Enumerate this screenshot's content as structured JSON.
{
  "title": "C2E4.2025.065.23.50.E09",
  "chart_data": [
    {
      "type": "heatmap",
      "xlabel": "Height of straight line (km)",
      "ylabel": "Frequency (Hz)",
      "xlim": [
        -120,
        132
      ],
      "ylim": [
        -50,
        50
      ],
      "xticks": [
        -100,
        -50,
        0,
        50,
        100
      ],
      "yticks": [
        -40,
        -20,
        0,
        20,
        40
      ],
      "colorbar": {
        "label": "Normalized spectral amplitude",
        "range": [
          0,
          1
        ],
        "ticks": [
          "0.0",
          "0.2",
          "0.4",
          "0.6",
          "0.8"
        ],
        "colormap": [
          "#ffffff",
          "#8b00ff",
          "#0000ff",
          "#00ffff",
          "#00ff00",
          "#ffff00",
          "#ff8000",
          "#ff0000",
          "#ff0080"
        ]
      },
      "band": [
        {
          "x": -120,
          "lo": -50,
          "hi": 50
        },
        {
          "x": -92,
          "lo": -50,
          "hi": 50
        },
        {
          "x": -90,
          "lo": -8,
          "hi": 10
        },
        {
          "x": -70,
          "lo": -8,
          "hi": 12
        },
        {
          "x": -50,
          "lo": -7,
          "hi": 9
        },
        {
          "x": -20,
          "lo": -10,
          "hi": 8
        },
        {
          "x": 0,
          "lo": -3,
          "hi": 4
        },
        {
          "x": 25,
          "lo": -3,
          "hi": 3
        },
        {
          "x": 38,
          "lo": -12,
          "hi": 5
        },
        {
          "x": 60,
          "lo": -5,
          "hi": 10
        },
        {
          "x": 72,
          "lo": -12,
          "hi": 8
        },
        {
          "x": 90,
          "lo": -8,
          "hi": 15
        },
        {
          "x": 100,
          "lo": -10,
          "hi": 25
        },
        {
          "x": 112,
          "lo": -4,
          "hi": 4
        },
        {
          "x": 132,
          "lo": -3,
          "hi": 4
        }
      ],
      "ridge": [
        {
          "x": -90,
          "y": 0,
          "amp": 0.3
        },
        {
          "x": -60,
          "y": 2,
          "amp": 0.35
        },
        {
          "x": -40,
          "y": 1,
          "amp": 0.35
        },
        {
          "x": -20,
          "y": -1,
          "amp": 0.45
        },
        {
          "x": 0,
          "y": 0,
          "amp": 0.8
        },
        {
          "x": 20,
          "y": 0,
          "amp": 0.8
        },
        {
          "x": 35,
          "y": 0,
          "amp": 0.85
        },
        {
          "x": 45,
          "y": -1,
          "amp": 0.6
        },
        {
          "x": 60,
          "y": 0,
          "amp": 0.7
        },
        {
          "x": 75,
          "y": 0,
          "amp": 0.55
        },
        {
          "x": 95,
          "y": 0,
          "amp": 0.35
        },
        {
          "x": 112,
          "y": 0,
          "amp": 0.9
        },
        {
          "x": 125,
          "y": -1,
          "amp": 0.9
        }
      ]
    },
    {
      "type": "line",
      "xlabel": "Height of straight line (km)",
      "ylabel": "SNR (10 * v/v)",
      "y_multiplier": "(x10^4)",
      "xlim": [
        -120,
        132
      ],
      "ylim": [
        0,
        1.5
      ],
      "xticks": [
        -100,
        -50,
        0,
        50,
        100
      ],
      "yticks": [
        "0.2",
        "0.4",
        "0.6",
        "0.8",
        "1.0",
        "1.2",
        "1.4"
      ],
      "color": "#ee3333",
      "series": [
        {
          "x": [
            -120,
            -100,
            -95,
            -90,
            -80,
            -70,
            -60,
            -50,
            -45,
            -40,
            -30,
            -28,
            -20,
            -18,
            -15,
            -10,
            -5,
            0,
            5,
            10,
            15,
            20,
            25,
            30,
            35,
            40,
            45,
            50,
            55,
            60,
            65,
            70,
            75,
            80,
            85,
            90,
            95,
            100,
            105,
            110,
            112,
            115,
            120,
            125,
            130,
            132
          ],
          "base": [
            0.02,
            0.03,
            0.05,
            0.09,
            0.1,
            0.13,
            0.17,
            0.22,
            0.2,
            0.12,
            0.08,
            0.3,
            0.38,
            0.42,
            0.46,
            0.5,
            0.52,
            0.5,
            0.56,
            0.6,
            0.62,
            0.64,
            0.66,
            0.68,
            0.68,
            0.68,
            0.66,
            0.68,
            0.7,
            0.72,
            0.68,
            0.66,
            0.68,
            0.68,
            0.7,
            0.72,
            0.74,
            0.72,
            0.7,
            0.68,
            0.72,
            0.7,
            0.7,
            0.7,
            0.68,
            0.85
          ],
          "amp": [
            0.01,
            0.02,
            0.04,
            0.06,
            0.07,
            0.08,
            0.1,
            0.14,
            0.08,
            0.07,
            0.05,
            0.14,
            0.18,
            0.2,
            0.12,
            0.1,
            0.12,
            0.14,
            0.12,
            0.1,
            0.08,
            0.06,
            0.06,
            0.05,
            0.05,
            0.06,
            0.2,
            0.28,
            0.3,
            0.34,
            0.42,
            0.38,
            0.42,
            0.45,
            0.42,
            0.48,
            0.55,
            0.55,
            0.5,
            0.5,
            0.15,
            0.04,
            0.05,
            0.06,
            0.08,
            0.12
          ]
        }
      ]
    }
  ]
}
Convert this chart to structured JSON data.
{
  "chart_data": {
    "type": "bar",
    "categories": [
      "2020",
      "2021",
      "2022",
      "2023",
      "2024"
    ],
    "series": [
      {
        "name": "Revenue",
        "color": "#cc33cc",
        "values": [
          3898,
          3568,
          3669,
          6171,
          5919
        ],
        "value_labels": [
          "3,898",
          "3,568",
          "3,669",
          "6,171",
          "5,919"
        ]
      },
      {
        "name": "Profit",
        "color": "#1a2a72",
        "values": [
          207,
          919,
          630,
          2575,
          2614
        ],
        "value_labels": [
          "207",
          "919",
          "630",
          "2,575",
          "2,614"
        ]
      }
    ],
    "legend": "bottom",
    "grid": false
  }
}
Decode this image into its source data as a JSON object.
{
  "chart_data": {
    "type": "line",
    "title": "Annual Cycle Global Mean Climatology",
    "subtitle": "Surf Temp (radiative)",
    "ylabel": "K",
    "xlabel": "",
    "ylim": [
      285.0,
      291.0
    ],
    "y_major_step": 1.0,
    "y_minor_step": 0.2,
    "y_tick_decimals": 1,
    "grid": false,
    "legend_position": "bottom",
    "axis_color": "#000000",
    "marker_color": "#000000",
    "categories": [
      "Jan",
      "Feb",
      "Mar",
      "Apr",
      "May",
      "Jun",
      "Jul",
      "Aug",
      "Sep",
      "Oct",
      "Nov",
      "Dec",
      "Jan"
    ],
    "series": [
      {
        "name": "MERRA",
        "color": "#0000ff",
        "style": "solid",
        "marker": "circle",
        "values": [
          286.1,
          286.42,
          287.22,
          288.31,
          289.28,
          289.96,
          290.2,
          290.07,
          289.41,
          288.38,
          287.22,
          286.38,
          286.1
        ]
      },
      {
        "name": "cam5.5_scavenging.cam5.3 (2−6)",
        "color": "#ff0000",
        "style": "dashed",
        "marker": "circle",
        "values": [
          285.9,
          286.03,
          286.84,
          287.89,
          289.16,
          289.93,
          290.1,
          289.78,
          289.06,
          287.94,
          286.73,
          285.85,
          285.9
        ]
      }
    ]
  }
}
════════════════
» **AIM**
Find all the lines containing "structured" in the material, then copy them.

» **ANSWER TO THE TASK**
Enumerate this screenshot's content as structured JSON.
Convert this chart to structured JSON data.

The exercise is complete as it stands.